> **Request**:
Copy out all the data, word for word.
+ + + +
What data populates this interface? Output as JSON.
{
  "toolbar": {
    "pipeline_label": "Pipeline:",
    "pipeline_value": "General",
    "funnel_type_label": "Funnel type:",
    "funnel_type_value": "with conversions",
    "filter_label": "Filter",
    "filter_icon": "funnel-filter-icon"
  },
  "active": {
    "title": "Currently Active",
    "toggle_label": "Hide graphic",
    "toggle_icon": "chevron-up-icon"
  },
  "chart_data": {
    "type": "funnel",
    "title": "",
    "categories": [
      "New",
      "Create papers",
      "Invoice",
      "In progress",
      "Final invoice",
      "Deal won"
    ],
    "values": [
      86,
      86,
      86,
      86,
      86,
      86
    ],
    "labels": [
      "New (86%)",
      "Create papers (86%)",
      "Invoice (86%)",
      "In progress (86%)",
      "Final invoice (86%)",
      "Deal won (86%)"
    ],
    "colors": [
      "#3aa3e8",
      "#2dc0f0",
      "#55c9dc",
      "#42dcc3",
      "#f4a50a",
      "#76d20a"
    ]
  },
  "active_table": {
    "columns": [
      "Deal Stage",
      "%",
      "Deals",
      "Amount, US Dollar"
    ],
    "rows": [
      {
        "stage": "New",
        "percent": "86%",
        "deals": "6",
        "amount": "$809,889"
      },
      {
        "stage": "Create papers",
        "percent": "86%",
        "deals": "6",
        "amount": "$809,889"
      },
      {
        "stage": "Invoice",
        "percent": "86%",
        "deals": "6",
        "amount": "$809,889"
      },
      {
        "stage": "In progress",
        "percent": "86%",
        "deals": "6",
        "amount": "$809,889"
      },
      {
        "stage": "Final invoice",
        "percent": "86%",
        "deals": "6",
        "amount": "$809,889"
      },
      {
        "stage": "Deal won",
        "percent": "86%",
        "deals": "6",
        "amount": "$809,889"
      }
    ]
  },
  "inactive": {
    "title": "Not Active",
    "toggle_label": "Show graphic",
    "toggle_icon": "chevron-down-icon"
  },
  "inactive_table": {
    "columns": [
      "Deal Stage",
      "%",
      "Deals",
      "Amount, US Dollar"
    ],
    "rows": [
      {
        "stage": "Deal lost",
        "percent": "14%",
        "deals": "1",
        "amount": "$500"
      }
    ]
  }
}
+ + + +
> **Exercise solution**:
What data populates this interface? Output as JSON.
{
  "toolbar": {
    "pipeline_label": "Pipeline:",
    "pipeline_value": "General",
    "funnel_type_label": "Funnel type:",
    "funnel_type_value": "with conversions",
    "filter_label": "Filter",
    "filter_icon": "funnel-filter-icon"
  },
  "active": {
    "title": "Currently Active",
    "toggle_label": "Hide graphic",
    "toggle_icon": "chevron-up-icon"
  },
  "chart_data": {
    "type": "funnel",
    "title": "",
    "categories": [
      "New",
      "Create papers",
      "Invoice",
      "In progress",
      "Final invoice",
      "Deal won"
    ],
    "values": [
      86,
      86,
      86,
      86,
      86,
      86
    ],
    "labels": [
      "New (86%)",
      "Create papers (86%)",
      "Invoice (86%)",
      "In progress (86%)",
      "Final invoice (86%)",
      "Deal won (86%)"
    ],
    "colors": [
      "#3aa3e8",
      "#2dc0f0",
      "#55c9dc",
      "#42dcc3",
      "#f4a50a",
      "#76d20a"
    ]
  },
  "active_table": {
    "columns": [
      "Deal Stage",
      "%",
      "Deals",
      "Amount, US Dollar"
    ],
    "rows": [
      {
        "stage": "New",
        "percent": "86%",
        "deals": "6",
        "amount": "$809,889"
      },
      {
        "stage": "Create papers",
        "percent": "86%",
        "deals": "6",
        "amount": "$809,889"
      },
      {
        "stage": "Invoice",
        "percent": "86%",
        "deals": "6",
        "amount": "$809,889"
      },
      {
        "stage": "In progress",
        "percent": "86%",
        "deals": "6",
        "amount": "$809,889"
      },
      {
        "stage": "Final invoice",
        "percent": "86%",
        "deals": "6",
        "amount": "$809,889"
      },
      {
        "stage": "Deal won",
        "percent": "86%",
        "deals": "6",
        "amount": "$809,889"
      }
    ]
  },
  "inactive": {
    "title": "Not Active",
    "toggle_label": "Show graphic",
    "toggle_icon": "chevron-down-icon"
  },
  "inactive_table": {
    "columns": [
      "Deal Stage",
      "%",
      "Deals",
      "Amount, US Dollar"
    ],
    "rows": [
      {
        "stage": "Deal lost",
        "percent": "14%",
        "deals": "1",
        "amount": "$500"
      }
    ]
  }
}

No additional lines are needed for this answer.